(A run of records)
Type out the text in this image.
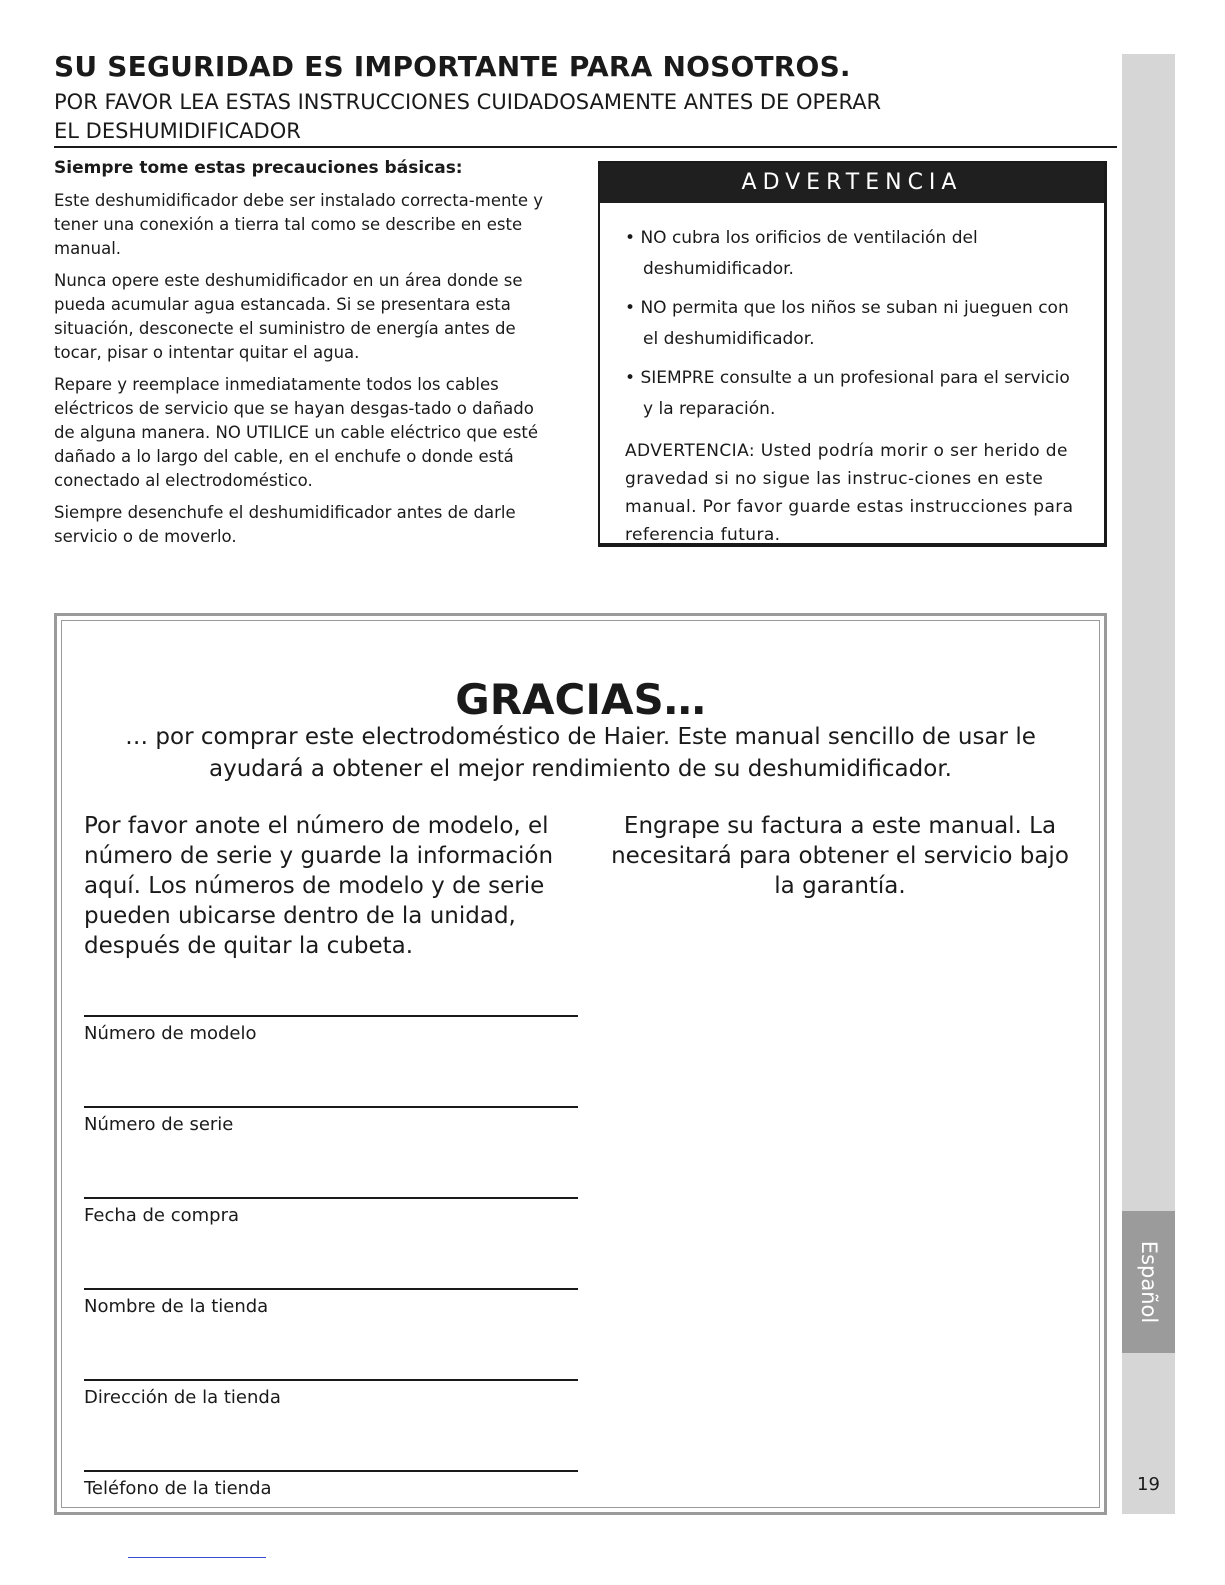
SU SEGURIDAD ES IMPORTANTE PARA NOSOTROS.
POR FAVOR LEA ESTAS INSTRUCCIONES CUIDADOSAMENTE ANTES DE OPERAR
EL DESHUMIDIFICADOR
Siempre tome estas precauciones básicas:

Este deshumidificador debe ser instalado correcta-mente y tener una conexión a tierra tal como se describe en este manual.

Nunca opere este deshumidificador en un área donde se pueda acumular agua estancada. Si se presentara esta situación, desconecte el suministro de energía antes de tocar, pisar o intentar quitar el agua.

Repare y reemplace inmediatamente todos los cables eléctricos de servicio que se hayan desgas-tado o dañado de alguna manera. NO UTILICE un cable eléctrico que esté dañado a lo largo del cable, en el enchufe o donde está conectado al electrodoméstico.

Siempre desenchufe el deshumidificador antes de darle servicio o de moverlo.

ADVERTENCIA
• NO cubra los orificios de ventilación del deshumidificador.
• NO permita que los niños se suban ni jueguen con el deshumidificador.
• SIEMPRE consulte a un profesional para el servicio y la reparación.
ADVERTENCIA: Usted podría morir o ser herido de gravedad si no sigue las instruc-ciones en este manual. Por favor guarde estas instrucciones para referencia futura.
GRACIAS…
… por comprar este electrodoméstico de Haier. Este manual sencillo de usar le ayudará a obtener el mejor rendimiento de su deshumidificador.
Por favor anote el número de modelo, el número de serie y guarde la información aquí. Los números de modelo y de serie pueden ubicarse dentro de la unidad, después de quitar la cubeta.
Engrape su factura a este manual. La necesitará para obtener el servicio bajo la garantía.
Número de modelo
Número de serie
Fecha de compra
Nombre de la tienda
Dirección de la tienda
Teléfono de la tienda
Español
19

WRITTEN EXERCISE
Find the lines holding "ADVERTENCIA" and list every one.

WRITTEN ANSWER
ADVERTENCIA
ADVERTENCIA: Usted podría morir o ser herido de gravedad si no sigue las instruc-ciones en este manual. Por favor guarde estas instrucciones para referencia futura.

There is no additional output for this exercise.